_Task description_. Extract each line holding the word "недействительными" from the entries.

_Stored data_.
..............................

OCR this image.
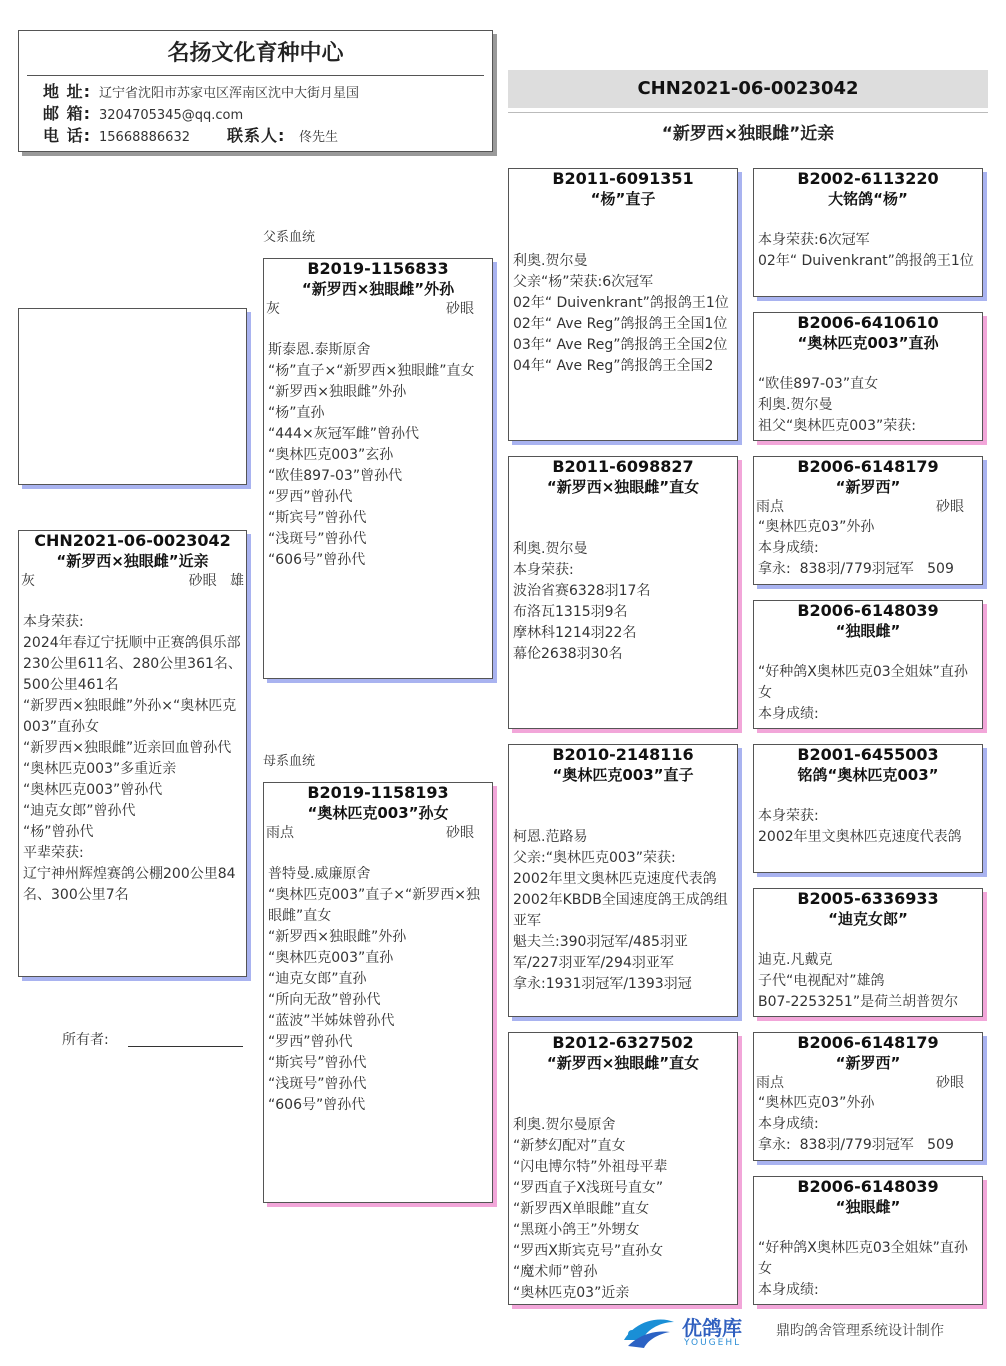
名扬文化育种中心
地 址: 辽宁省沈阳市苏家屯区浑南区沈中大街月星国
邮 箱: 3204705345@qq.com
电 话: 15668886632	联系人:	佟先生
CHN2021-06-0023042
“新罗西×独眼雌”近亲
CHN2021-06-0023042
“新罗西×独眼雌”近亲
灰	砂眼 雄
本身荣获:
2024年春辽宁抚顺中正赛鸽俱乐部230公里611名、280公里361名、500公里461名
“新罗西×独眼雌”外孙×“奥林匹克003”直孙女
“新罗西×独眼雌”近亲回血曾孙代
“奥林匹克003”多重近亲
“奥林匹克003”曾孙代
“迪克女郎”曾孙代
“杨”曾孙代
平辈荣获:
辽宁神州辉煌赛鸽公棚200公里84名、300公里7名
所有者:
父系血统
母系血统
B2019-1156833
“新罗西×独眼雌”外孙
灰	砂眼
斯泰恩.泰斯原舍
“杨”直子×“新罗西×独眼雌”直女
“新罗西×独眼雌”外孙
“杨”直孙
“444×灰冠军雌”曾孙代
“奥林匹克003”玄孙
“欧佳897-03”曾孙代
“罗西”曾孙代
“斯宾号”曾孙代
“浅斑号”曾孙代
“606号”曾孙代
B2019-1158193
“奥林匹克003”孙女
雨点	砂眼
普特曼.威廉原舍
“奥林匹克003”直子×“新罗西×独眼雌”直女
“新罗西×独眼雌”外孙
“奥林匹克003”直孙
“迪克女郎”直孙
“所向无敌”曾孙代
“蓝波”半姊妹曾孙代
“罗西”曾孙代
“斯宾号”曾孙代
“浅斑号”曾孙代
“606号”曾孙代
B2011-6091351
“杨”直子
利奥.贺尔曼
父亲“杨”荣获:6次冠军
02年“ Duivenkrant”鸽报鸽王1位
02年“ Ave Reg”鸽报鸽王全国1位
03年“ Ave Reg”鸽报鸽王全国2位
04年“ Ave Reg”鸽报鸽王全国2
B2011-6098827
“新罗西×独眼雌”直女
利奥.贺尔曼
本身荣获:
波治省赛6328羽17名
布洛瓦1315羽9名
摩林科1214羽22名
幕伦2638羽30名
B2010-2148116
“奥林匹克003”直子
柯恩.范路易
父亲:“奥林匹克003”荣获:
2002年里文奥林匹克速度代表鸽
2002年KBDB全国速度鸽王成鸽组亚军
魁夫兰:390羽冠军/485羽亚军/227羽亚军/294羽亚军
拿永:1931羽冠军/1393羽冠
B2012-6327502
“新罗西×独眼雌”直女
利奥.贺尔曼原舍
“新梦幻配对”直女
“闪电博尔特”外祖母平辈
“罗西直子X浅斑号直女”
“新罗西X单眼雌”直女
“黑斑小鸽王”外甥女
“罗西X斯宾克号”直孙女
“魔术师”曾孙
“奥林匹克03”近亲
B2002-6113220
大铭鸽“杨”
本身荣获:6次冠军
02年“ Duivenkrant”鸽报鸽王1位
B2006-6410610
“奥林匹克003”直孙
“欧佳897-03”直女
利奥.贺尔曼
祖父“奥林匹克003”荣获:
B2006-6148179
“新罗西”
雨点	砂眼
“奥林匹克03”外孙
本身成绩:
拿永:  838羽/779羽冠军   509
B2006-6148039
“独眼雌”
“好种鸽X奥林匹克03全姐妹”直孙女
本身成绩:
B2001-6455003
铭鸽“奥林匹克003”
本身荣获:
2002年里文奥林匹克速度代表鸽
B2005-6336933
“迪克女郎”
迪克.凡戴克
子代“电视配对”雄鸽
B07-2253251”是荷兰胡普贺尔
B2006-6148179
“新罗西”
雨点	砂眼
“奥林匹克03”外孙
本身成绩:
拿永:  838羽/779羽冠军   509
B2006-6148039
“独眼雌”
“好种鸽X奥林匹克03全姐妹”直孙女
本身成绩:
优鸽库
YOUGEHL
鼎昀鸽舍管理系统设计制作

..............................

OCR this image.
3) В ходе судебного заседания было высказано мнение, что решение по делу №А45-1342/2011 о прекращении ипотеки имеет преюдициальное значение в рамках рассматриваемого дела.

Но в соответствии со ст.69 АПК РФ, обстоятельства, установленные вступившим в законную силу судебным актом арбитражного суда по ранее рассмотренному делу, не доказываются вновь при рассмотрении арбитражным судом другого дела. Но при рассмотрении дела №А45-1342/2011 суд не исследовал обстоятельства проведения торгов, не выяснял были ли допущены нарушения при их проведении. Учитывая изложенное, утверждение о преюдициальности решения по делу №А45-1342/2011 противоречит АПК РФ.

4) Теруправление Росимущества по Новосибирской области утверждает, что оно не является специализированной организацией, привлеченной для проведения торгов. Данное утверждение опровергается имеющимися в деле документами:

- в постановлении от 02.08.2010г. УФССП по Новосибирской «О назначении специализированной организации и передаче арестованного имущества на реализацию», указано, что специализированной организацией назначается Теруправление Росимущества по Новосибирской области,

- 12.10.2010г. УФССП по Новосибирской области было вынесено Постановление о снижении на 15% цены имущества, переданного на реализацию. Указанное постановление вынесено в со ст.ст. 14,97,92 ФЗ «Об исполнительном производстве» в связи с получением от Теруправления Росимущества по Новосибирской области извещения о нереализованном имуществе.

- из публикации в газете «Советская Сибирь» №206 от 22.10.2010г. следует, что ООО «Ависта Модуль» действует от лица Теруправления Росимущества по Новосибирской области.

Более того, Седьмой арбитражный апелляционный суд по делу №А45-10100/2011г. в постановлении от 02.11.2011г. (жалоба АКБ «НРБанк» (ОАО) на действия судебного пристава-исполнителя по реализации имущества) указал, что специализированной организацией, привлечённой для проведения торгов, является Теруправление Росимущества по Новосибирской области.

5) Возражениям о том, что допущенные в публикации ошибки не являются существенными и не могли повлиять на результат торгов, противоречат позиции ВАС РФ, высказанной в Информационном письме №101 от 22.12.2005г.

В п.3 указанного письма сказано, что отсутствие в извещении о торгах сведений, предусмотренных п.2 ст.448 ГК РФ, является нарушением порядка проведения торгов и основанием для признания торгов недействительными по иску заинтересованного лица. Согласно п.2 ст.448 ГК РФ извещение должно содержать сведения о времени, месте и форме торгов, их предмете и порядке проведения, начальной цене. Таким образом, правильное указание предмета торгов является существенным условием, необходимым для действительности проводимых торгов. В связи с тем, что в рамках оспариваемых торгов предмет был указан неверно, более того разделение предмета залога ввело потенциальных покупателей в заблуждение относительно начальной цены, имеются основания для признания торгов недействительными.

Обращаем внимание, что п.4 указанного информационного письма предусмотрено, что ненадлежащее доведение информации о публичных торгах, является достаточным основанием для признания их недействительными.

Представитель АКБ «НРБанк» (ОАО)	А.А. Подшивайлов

..............................

_Final result_.
В п.3 указанного письма сказано, что отсутствие в извещении о торгах сведений, предусмотренных п.2 ст.448 ГК РФ, является нарушением порядка проведения торгов и основанием для признания торгов недействительными по иску заинтересованного лица. Согласно п.2 ст.448 ГК РФ извещение должно содержать сведения о времени, месте и форме торгов, их предмете и порядке проведения, начальной цене. Таким образом, правильное указание предмета торгов является существенным условием, необходимым для действительности проводимых торгов. В связи с тем, что в рамках оспариваемых торгов предмет был указан неверно, более того разделение предмета залога ввело потенциальных покупателей в заблуждение относительно начальной цены, имеются основания для признания торгов недействительными.
Обращаем внимание, что п.4 указанного информационного письма предусмотрено, что ненадлежащее доведение информации о публичных торгах, является достаточным основанием для признания их недействительными.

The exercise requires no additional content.